### The data
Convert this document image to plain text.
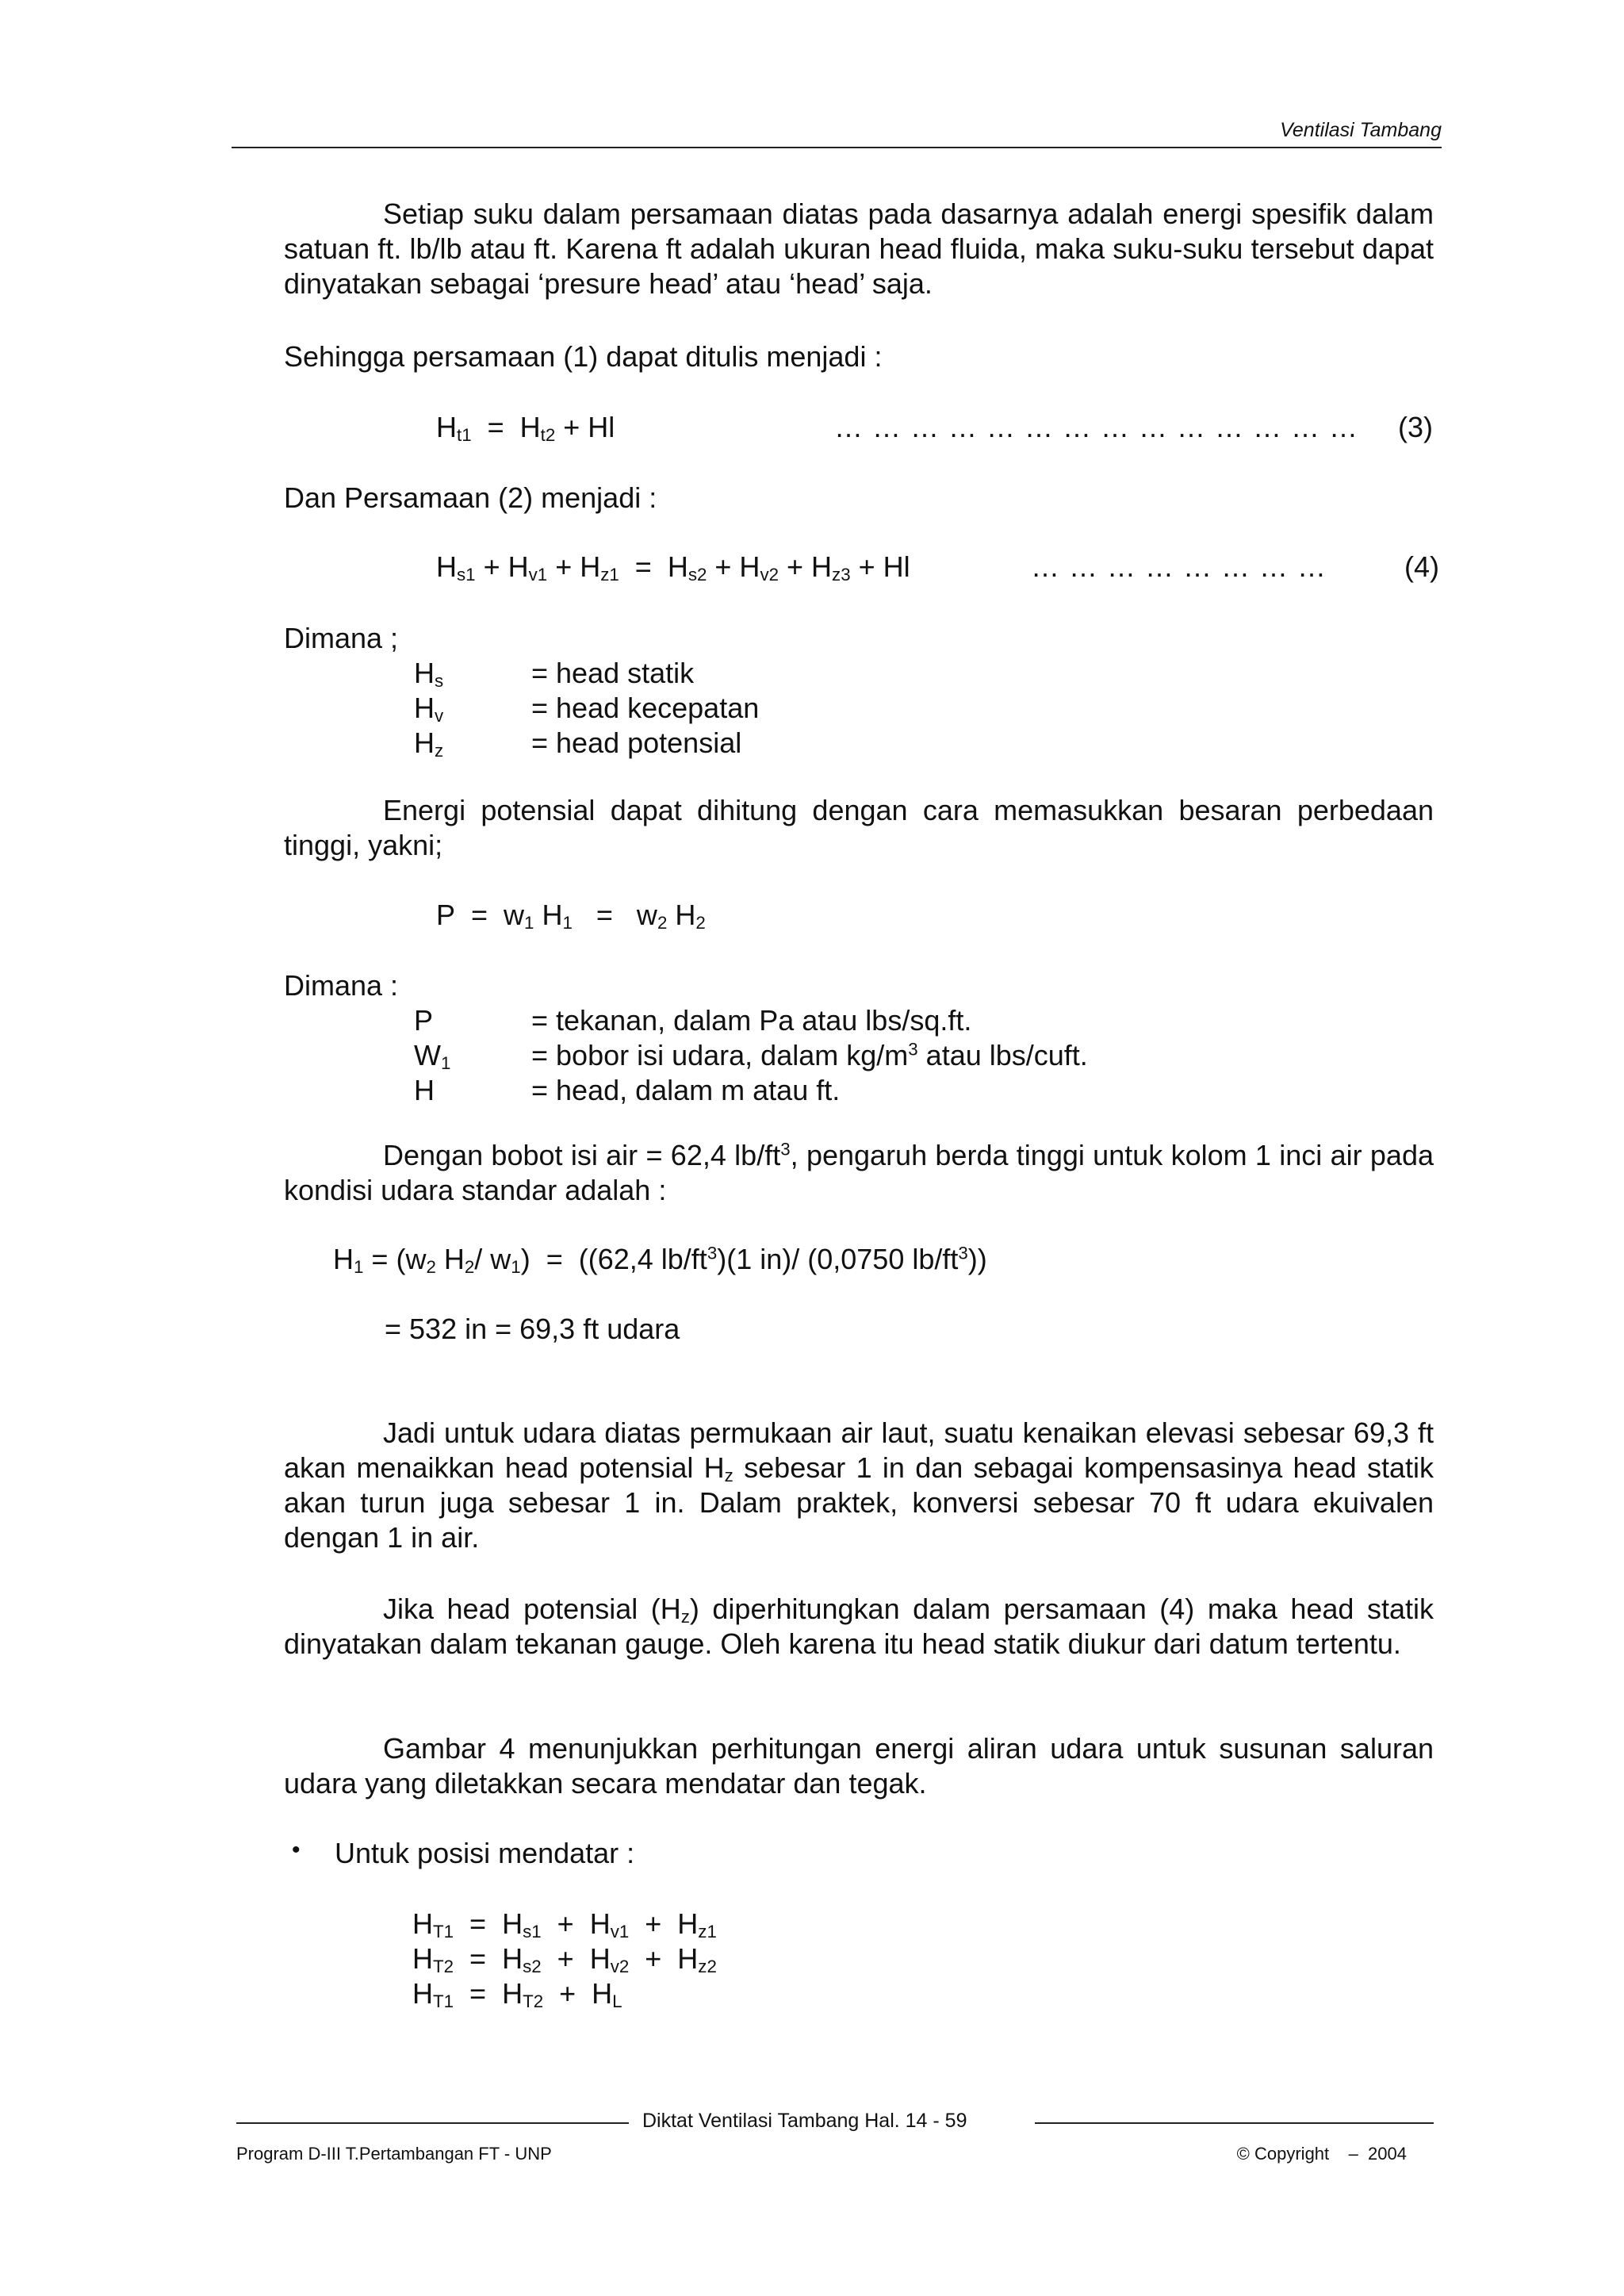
Ventilasi Tambang
Setiap suku dalam persamaan diatas pada dasarnya adalah energi spesifik dalam satuan ft. lb/lb atau ft. Karena ft adalah ukuran head fluida, maka suku-suku tersebut dapat dinyatakan sebagai ‘presure head’ atau ‘head’ saja.
Sehingga persamaan (1) dapat ditulis menjadi :
$H_{t1} = H_{t2} + Hl$	… … … … … … … … … … … … … … (3)
Dan Persamaan (2) menjadi :
$H_{s1} + H_{v1} + H_{z1} = H_{s2} + H_{v2} + H_{z3} + Hl$	… … … … … … … …	(4)
Dimana ;
$H_s$	= head statik
$H_v$	= head kecepatan
$H_z$	= head potensial
Energi potensial dapat dihitung dengan cara memasukkan besaran perbedaan tinggi, yakni;
$P = w_1$ $H_1 = w_2$ $H_2$
Dimana :
P	= tekanan, dalam Pa atau lbs/sq.ft.
$W_1$	= bobor isi udara, dalam $kg/m^3$ atau lbs/cuft.
H	= head, dalam m atau ft.
Dengan bobot isi air = 62,4 $lb/ft^3$, pengaruh berda tinggi untuk kolom 1 inci air pada kondisi udara standar adalah :
$H_1 = (w_2$ $H_2/$ $w_1) = ((62,4$ $lb/ft^3)(1$ in)/ (0,0750 $lb/ft^3$))
= 532 in = 69,3 ft udara
Jadi untuk udara diatas permukaan air laut, suatu kenaikan elevasi sebesar 69,3 ft akan menaikkan head potensial $H_z$ sebesar 1 in dan sebagai kompensasinya head statik akan turun juga sebesar 1 in. Dalam praktek, konversi sebesar 70 ft udara ekuivalen dengan 1 in air.
Jika head potensial $(H_z)$ diperhitungkan dalam persamaan (4) maka head statik dinyatakan dalam tekanan gauge. Oleh karena itu head statik diukur dari datum tertentu.
Gambar 4 menunjukkan perhitungan energi aliran udara untuk susunan saluran udara yang diletakkan secara mendatar dan tegak.
• Untuk posisi mendatar :
$H_{T1} = H_{s1} + H_{v1} + H_{z1}$
$H_{T2} = H_{s2} + H_{v2} + H_{z2}$
$H_{T1} = H_{T2} + H_L$
Diktat Ventilasi Tambang Hal. 14 - 59
Program D-III T.Pertambangan FT - UNP	© Copyright    –  2004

### Task details
Look through the entries above; copy every line holding the string "diatas".

### Result of this exercise
Setiap suku dalam persamaan diatas pada dasarnya adalah energi spesifik dalam satuan ft. lb/lb atau ft. Karena ft adalah ukuran head fluida, maka suku-suku tersebut dapat dinyatakan sebagai ‘presure head’ atau ‘head’ saja.
Jadi untuk udara diatas permukaan air laut, suatu kenaikan elevasi sebesar 69,3 ft akan menaikkan head potensial $H_z$ sebesar 1 in dan sebagai kompensasinya head statik akan turun juga sebesar 1 in. Dalam praktek, konversi sebesar 70 ft udara ekuivalen dengan 1 in air.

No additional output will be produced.